--- Start of Recorded information ---

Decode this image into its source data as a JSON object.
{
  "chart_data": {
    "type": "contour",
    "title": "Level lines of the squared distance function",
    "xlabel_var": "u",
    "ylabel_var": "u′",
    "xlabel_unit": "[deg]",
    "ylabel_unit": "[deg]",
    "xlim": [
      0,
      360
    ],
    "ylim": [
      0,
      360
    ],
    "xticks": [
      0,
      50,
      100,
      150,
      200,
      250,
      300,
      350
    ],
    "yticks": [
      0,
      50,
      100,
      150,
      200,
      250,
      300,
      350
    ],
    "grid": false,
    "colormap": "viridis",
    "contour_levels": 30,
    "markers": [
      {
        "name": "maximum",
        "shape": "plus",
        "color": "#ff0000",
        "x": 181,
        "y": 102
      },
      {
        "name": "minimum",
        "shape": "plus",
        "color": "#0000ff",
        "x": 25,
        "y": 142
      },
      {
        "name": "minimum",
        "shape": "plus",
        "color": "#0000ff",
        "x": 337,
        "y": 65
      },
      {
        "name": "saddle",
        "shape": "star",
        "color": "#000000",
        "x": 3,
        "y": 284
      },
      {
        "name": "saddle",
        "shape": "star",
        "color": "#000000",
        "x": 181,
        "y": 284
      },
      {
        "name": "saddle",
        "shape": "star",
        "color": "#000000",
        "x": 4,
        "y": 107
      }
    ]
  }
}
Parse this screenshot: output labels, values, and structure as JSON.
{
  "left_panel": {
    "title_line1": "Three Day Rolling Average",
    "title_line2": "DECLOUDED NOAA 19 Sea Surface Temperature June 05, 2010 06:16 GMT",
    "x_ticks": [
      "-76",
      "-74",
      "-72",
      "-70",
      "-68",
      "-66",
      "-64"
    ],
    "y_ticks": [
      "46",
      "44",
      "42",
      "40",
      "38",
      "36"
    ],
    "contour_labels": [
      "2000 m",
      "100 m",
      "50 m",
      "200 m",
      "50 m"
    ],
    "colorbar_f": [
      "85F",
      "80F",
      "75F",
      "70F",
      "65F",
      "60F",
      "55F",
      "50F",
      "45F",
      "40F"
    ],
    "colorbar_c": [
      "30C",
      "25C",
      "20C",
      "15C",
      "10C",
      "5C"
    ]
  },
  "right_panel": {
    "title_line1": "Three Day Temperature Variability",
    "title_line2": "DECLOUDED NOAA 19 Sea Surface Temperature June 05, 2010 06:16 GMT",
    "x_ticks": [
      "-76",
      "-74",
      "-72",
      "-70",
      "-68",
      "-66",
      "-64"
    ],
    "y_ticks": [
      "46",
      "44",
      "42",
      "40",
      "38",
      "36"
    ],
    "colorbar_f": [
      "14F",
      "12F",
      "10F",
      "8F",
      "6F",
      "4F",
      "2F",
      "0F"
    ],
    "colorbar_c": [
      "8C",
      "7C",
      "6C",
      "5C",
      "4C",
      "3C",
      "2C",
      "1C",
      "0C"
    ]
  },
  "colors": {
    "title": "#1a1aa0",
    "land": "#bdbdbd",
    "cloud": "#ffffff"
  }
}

--- End of Recorded information ---

• **Direction**: Transcribe every entry word for word.

• **Final result**:
Decode this image into its source data as a JSON object.
{
  "chart_data": {
    "type": "contour",
    "title": "Level lines of the squared distance function",
    "xlabel_var": "u",
    "ylabel_var": "u′",
    "xlabel_unit": "[deg]",
    "ylabel_unit": "[deg]",
    "xlim": [
      0,
      360
    ],
    "ylim": [
      0,
      360
    ],
    "xticks": [
      0,
      50,
      100,
      150,
      200,
      250,
      300,
      350
    ],
    "yticks": [
      0,
      50,
      100,
      150,
      200,
      250,
      300,
      350
    ],
    "grid": false,
    "colormap": "viridis",
    "contour_levels": 30,
    "markers": [
      {
        "name": "maximum",
        "shape": "plus",
        "color": "#ff0000",
        "x": 181,
        "y": 102
      },
      {
        "name": "minimum",
        "shape": "plus",
        "color": "#0000ff",
        "x": 25,
        "y": 142
      },
      {
        "name": "minimum",
        "shape": "plus",
        "color": "#0000ff",
        "x": 337,
        "y": 65
      },
      {
        "name": "saddle",
        "shape": "star",
        "color": "#000000",
        "x": 3,
        "y": 284
      },
      {
        "name": "saddle",
        "shape": "star",
        "color": "#000000",
        "x": 181,
        "y": 284
      },
      {
        "name": "saddle",
        "shape": "star",
        "color": "#000000",
        "x": 4,
        "y": 107
      }
    ]
  }
}
Parse this screenshot: output labels, values, and structure as JSON.
{
  "left_panel": {
    "title_line1": "Three Day Rolling Average",
    "title_line2": "DECLOUDED NOAA 19 Sea Surface Temperature June 05, 2010 06:16 GMT",
    "x_ticks": [
      "-76",
      "-74",
      "-72",
      "-70",
      "-68",
      "-66",
      "-64"
    ],
    "y_ticks": [
      "46",
      "44",
      "42",
      "40",
      "38",
      "36"
    ],
    "contour_labels": [
      "2000 m",
      "100 m",
      "50 m",
      "200 m",
      "50 m"
    ],
    "colorbar_f": [
      "85F",
      "80F",
      "75F",
      "70F",
      "65F",
      "60F",
      "55F",
      "50F",
      "45F",
      "40F"
    ],
    "colorbar_c": [
      "30C",
      "25C",
      "20C",
      "15C",
      "10C",
      "5C"
    ]
  },
  "right_panel": {
    "title_line1": "Three Day Temperature Variability",
    "title_line2": "DECLOUDED NOAA 19 Sea Surface Temperature June 05, 2010 06:16 GMT",
    "x_ticks": [
      "-76",
      "-74",
      "-72",
      "-70",
      "-68",
      "-66",
      "-64"
    ],
    "y_ticks": [
      "46",
      "44",
      "42",
      "40",
      "38",
      "36"
    ],
    "colorbar_f": [
      "14F",
      "12F",
      "10F",
      "8F",
      "6F",
      "4F",
      "2F",
      "0F"
    ],
    "colorbar_c": [
      "8C",
      "7C",
      "6C",
      "5C",
      "4C",
      "3C",
      "2C",
      "1C",
      "0C"
    ]
  },
  "colors": {
    "title": "#1a1aa0",
    "land": "#bdbdbd",
    "cloud": "#ffffff"
  }
}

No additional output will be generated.